▸ Do this: Without the pictures, copy the entries below word for word.

(Dataset items)
◆ ◆ ◆ ◆
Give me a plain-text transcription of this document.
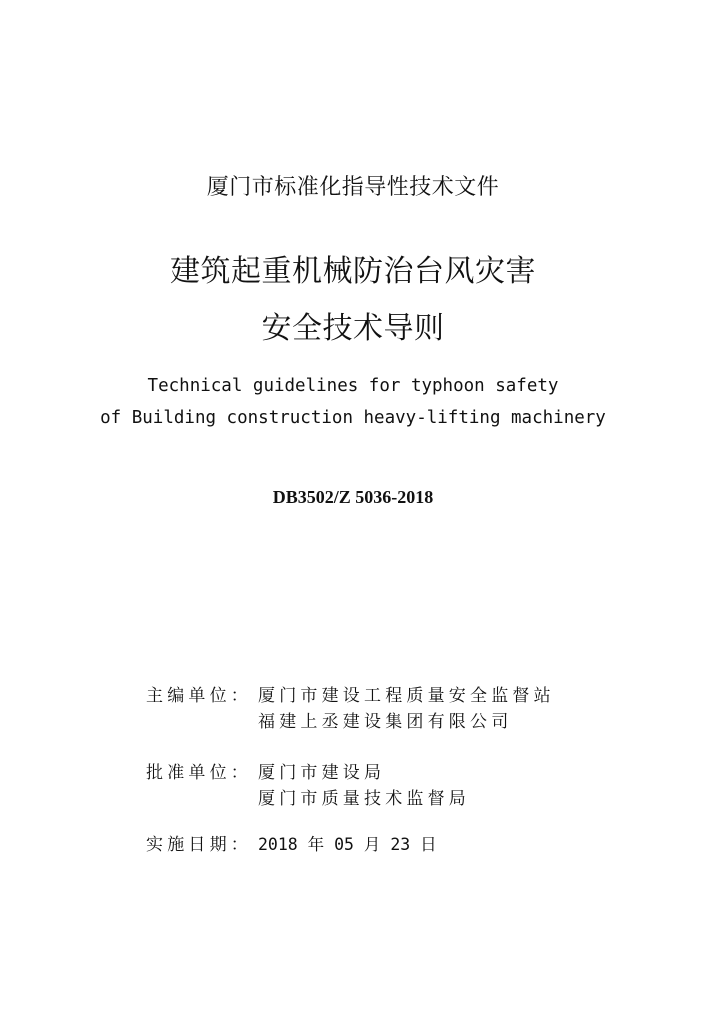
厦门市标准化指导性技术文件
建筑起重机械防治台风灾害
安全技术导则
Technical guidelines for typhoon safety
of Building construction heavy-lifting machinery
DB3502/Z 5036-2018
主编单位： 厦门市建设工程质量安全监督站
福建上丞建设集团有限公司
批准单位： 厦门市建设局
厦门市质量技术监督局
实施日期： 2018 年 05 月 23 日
◆ ◆ ◆ ◆
▸ Expected output:
Give me a plain-text transcription of this document.
厦门市标准化指导性技术文件
建筑起重机械防治台风灾害
安全技术导则
Technical guidelines for typhoon safety
of Building construction heavy-lifting machinery
DB3502/Z 5036-2018
主编单位： 厦门市建设工程质量安全监督站
福建上丞建设集团有限公司
批准单位： 厦门市建设局
厦门市质量技术监督局
实施日期： 2018 年 05 月 23 日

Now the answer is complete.